→ **Your task**
Comb the records below for the string "Austin" and copy each line where it turns up.
— Start —
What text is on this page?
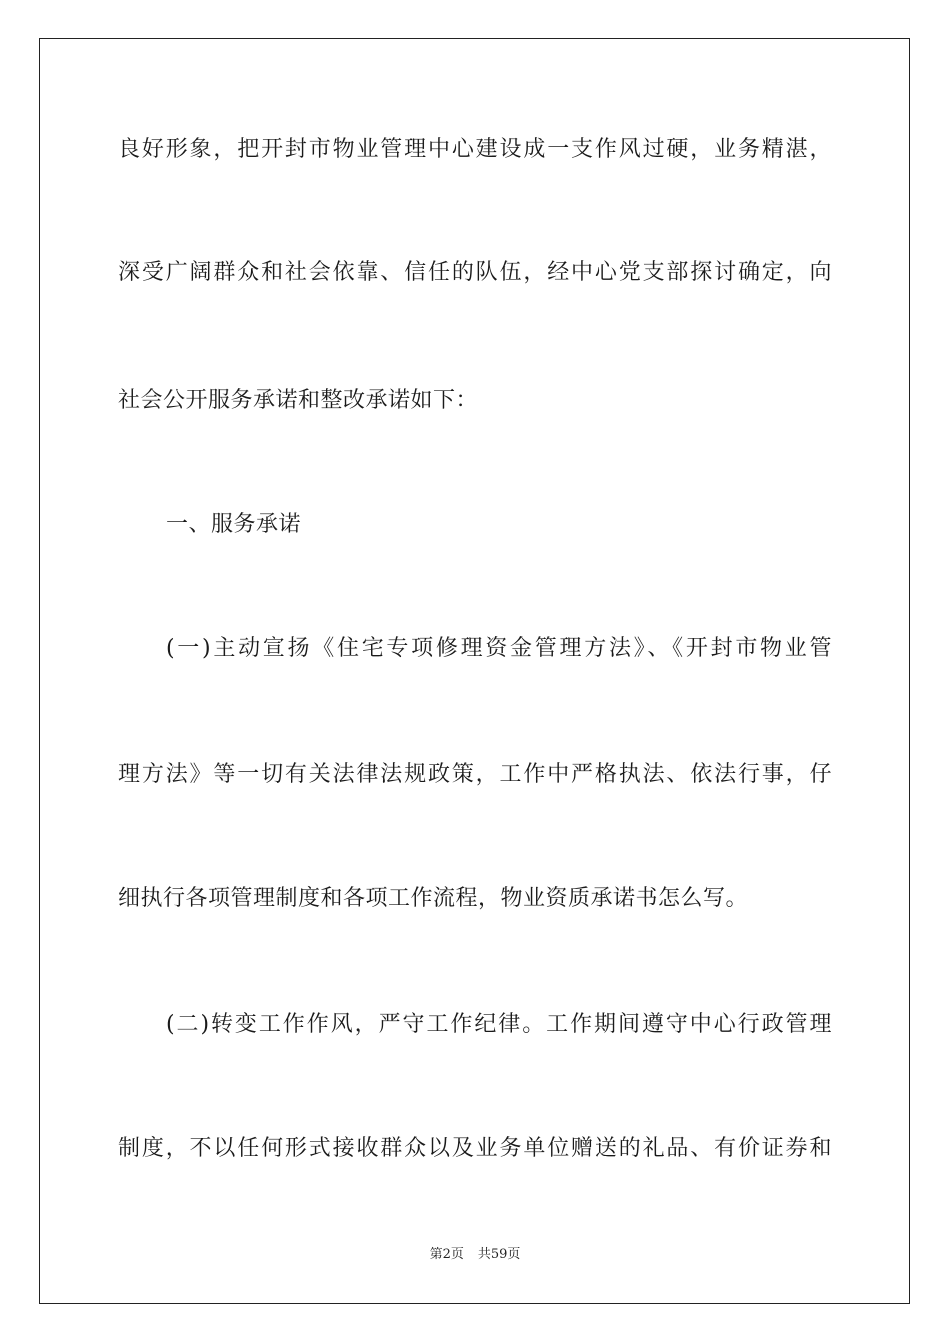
良好形象，把开封市物业管理中心建设成一支作风过硬，业务精湛，
深受广阔群众和社会依靠、信任的队伍，经中心党支部探讨确定，向
社会公开服务承诺和整改承诺如下：
一、服务承诺
(一)主动宣扬《住宅专项修理资金管理方法》、《开封市物业管
理方法》等一切有关法律法规政策，工作中严格执法、依法行事，仔
细执行各项管理制度和各项工作流程，物业资质承诺书怎么写。
(二)转变工作作风，严守工作纪律。工作期间遵守中心行政管理
制度，不以任何形式接收群众以及业务单位赠送的礼品、有价证券和
第2页 共59页
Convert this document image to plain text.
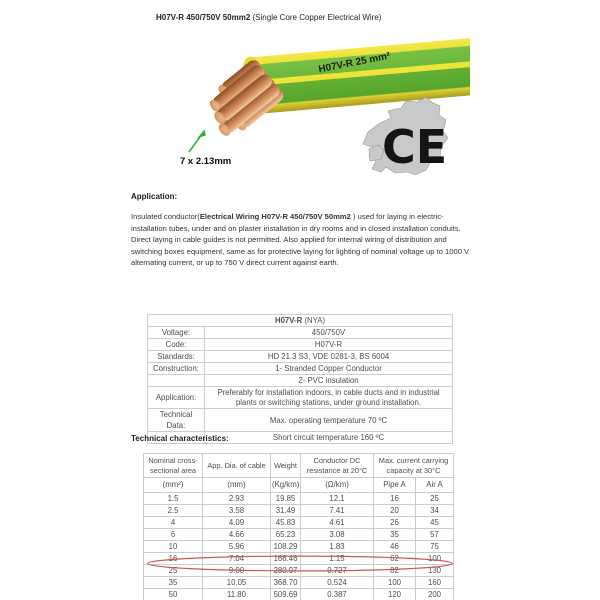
H07V-R 450/750V 50mm2 (Single Core Copper Electrical Wire)
H07V-R 25 mm²
7 x 2.13mm	CE
Application:
Insulated conductor(Electrical Wiring H07V-R 450/750V 50mm2 ) used for laying in electric-installation tubes, under and on plaster installation in dry rooms and in closed installation conduits. Direct laying in cable guides is not permitted. Also applied for internal wiring of distribution and switching boxes equipment, same as for protective laying for lighting of nominal voltage up to 1000 V alternating current, or up to 750 V direct current against earth.
H07V-R (NYA)	
Voltage:	450/750V
Code:	H07V-R
Standards:	HD 21.3 S3, VDE 0281-3, BS 6004
Construction:	1- Stranded Copper Conductor
	2- PVC insulation
Application:	Preferably for installation indoors, in cable ducts and in industrial plants or switching stations, under ground installation.
Technical Data:	Max. operating temperature 70 ºC
	Short circuit temperature 160 ºC
Technical characteristics:
Nominal cross-sectional area	App. Dia. of cable	Weight	Conductor DC resistance at 20°C	Max. current carrying capacity at 30°C	
(mm²)	(mm)	(Kg/km)	(Ω/km)	Pipe A	Air A
1.5	2.93	19.85	12.1	16	25
2.5	3.58	31.49	7.41	20	34
4	4.09	45.83	4.61	26	45
6	4.66	65.23	3.08	35	57
10	5.96	108.29	1.83	46	75
16	7.04	166.46	1.15	62	100
25	9.00	280.97	0.727	82	130
35	10.05	368.70	0.524	100	160
50	11.80	509.69	0.387	120	200
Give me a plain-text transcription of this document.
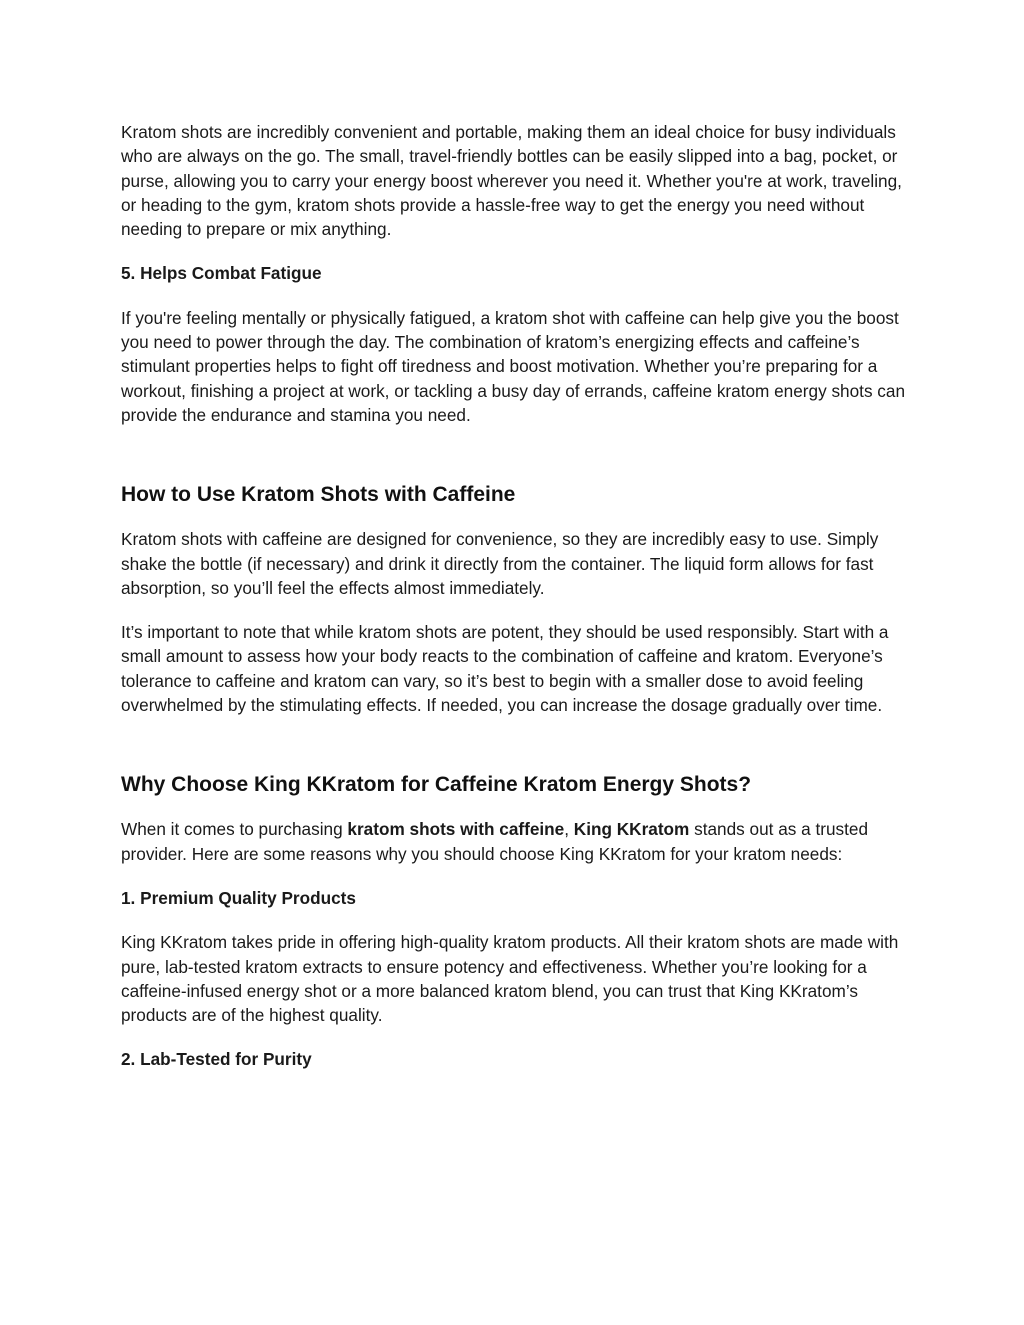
Kratom shots are incredibly convenient and portable, making them an ideal choice for busy individuals who are always on the go. The small, travel-friendly bottles can be easily slipped into a bag, pocket, or purse, allowing you to carry your energy boost wherever you need it. Whether you're at work, traveling, or heading to the gym, kratom shots provide a hassle-free way to get the energy you need without needing to prepare or mix anything.

5. Helps Combat Fatigue

If you're feeling mentally or physically fatigued, a kratom shot with caffeine can help give you the boost you need to power through the day. The combination of kratom’s energizing effects and caffeine’s stimulant properties helps to fight off tiredness and boost motivation. Whether you’re preparing for a workout, finishing a project at work, or tackling a busy day of errands, caffeine kratom energy shots can provide the endurance and stamina you need.

How to Use Kratom Shots with Caffeine

Kratom shots with caffeine are designed for convenience, so they are incredibly easy to use. Simply shake the bottle (if necessary) and drink it directly from the container. The liquid form allows for fast absorption, so you’ll feel the effects almost immediately.

It’s important to note that while kratom shots are potent, they should be used responsibly. Start with a small amount to assess how your body reacts to the combination of caffeine and kratom. Everyone’s tolerance to caffeine and kratom can vary, so it’s best to begin with a smaller dose to avoid feeling overwhelmed by the stimulating effects. If needed, you can increase the dosage gradually over time.

Why Choose King KKratom for Caffeine Kratom Energy Shots?

When it comes to purchasing kratom shots with caffeine, King KKratom stands out as a trusted provider. Here are some reasons why you should choose King KKratom for your kratom needs:

1. Premium Quality Products

King KKratom takes pride in offering high-quality kratom products. All their kratom shots are made with pure, lab-tested kratom extracts to ensure potency and effectiveness. Whether you’re looking for a caffeine-infused energy shot or a more balanced kratom blend, you can trust that King KKratom’s products are of the highest quality.

2. Lab-Tested for Purity
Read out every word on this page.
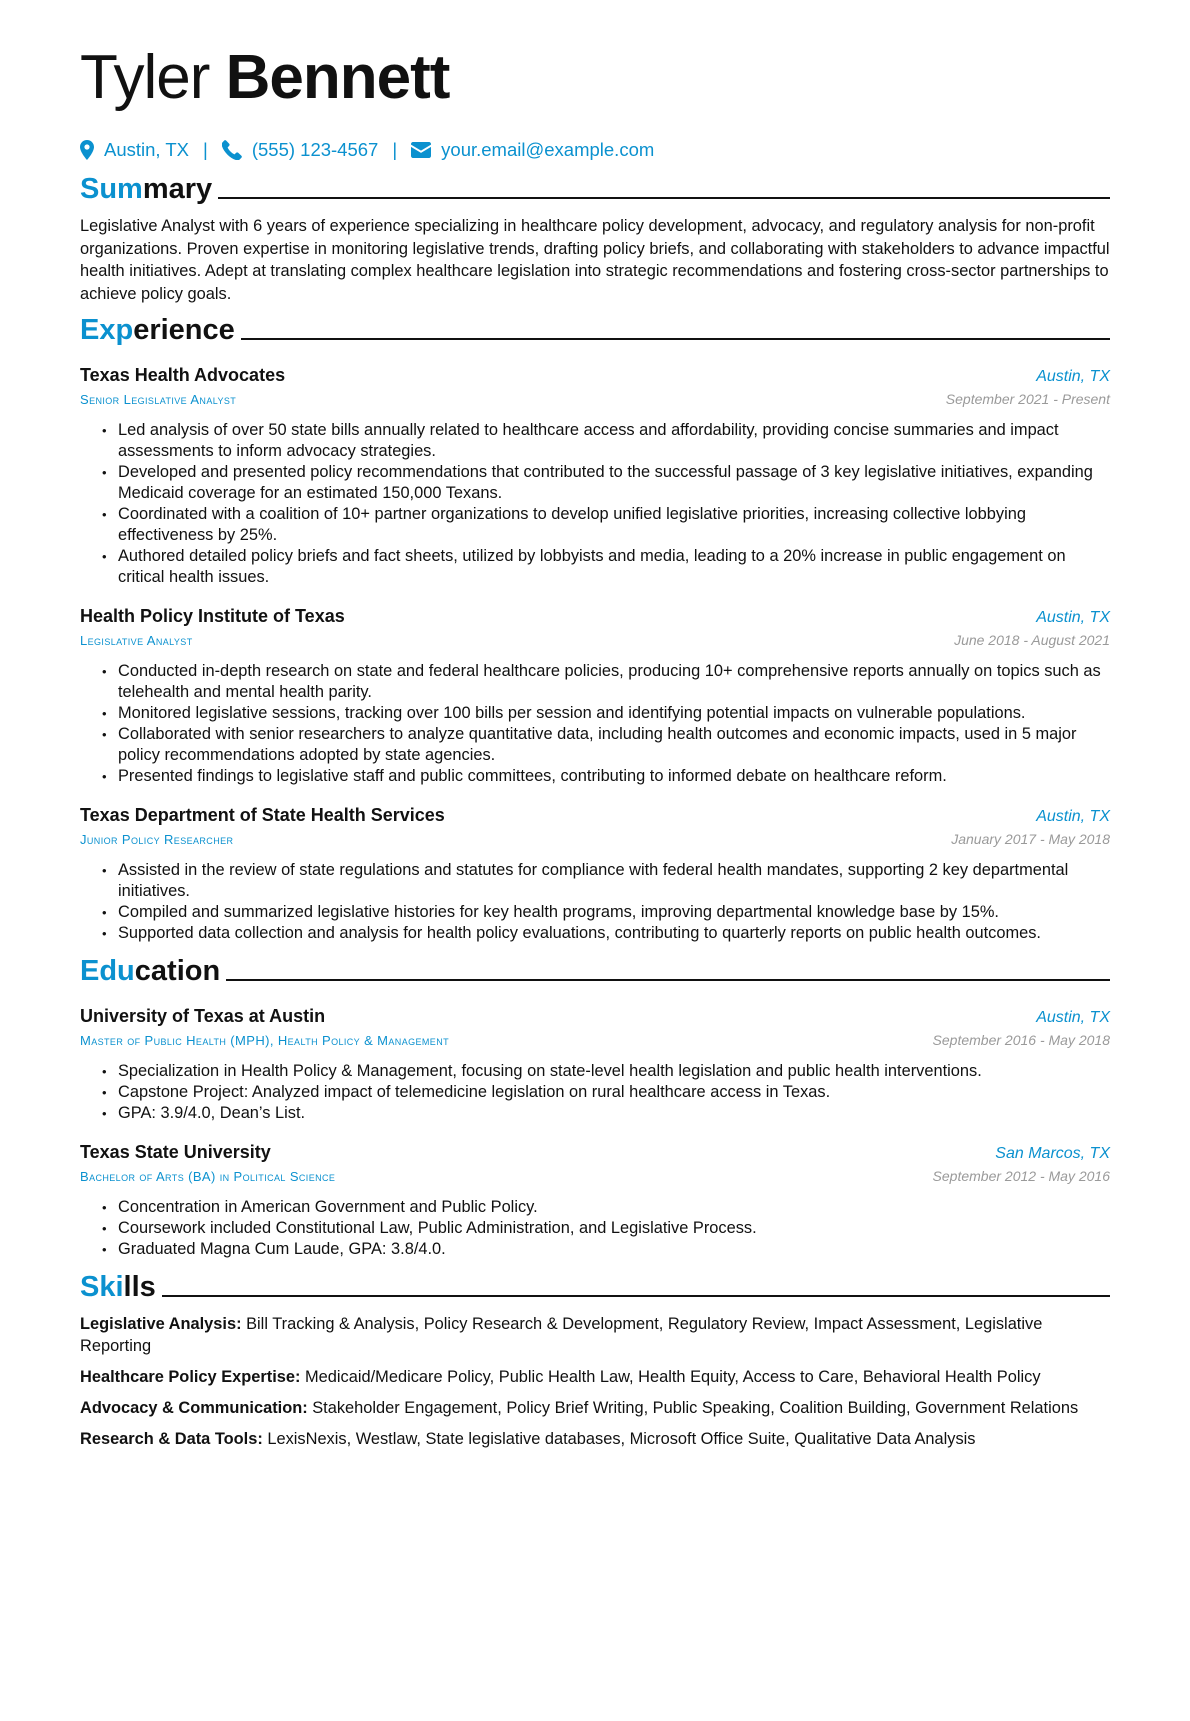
Tyler Bennett
Austin, TX | (555) 123-4567 | your.email@example.com
Summary
Legislative Analyst with 6 years of experience specializing in healthcare policy development, advocacy, and regulatory analysis for non-profit organizations. Proven expertise in monitoring legislative trends, drafting policy briefs, and collaborating with stakeholders to advance impactful health initiatives. Adept at translating complex healthcare legislation into strategic recommendations and fostering cross-sector partnerships to achieve policy goals.
Experience
Texas Health Advocates	Austin, TX
Senior Legislative Analyst	September 2021 - Present
• Led analysis of over 50 state bills annually related to healthcare access and affordability, providing concise summaries and impact assessments to inform advocacy strategies.
• Developed and presented policy recommendations that contributed to the successful passage of 3 key legislative initiatives, expanding Medicaid coverage for an estimated 150,000 Texans.
• Coordinated with a coalition of 10+ partner organizations to develop unified legislative priorities, increasing collective lobbying effectiveness by 25%.
• Authored detailed policy briefs and fact sheets, utilized by lobbyists and media, leading to a 20% increase in public engagement on critical health issues.
Health Policy Institute of Texas	Austin, TX
Legislative Analyst	June 2018 - August 2021
• Conducted in-depth research on state and federal healthcare policies, producing 10+ comprehensive reports annually on topics such as telehealth and mental health parity.
• Monitored legislative sessions, tracking over 100 bills per session and identifying potential impacts on vulnerable populations.
• Collaborated with senior researchers to analyze quantitative data, including health outcomes and economic impacts, used in 5 major policy recommendations adopted by state agencies.
• Presented findings to legislative staff and public committees, contributing to informed debate on healthcare reform.
Texas Department of State Health Services	Austin, TX
Junior Policy Researcher	January 2017 - May 2018
• Assisted in the review of state regulations and statutes for compliance with federal health mandates, supporting 2 key departmental initiatives.
• Compiled and summarized legislative histories for key health programs, improving departmental knowledge base by 15%.
• Supported data collection and analysis for health policy evaluations, contributing to quarterly reports on public health outcomes.
Education
University of Texas at Austin	Austin, TX
Master of Public Health (MPH), Health Policy & Management	September 2016 - May 2018
• Specialization in Health Policy & Management, focusing on state-level health legislation and public health interventions.
• Capstone Project: Analyzed impact of telemedicine legislation on rural healthcare access in Texas.
• GPA: 3.9/4.0, Dean’s List.
Texas State University	San Marcos, TX
Bachelor of Arts (BA) in Political Science	September 2012 - May 2016
• Concentration in American Government and Public Policy.
• Coursework included Constitutional Law, Public Administration, and Legislative Process.
• Graduated Magna Cum Laude, GPA: 3.8/4.0.
Skills
Legislative Analysis: Bill Tracking & Analysis, Policy Research & Development, Regulatory Review, Impact Assessment, Legislative Reporting
Healthcare Policy Expertise: Medicaid/Medicare Policy, Public Health Law, Health Equity, Access to Care, Behavioral Health Policy
Advocacy & Communication: Stakeholder Engagement, Policy Brief Writing, Public Speaking, Coalition Building, Government Relations
Research & Data Tools: LexisNexis, Westlaw, State legislative databases, Microsoft Office Suite, Qualitative Data Analysis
— End —
→ **Answer to this task**
Austin, TX | (555) 123-4567 | your.email@example.com
Texas Health Advocates	Austin, TX
Health Policy Institute of Texas	Austin, TX
Texas Department of State Health Services	Austin, TX
University of Texas at Austin	Austin, TX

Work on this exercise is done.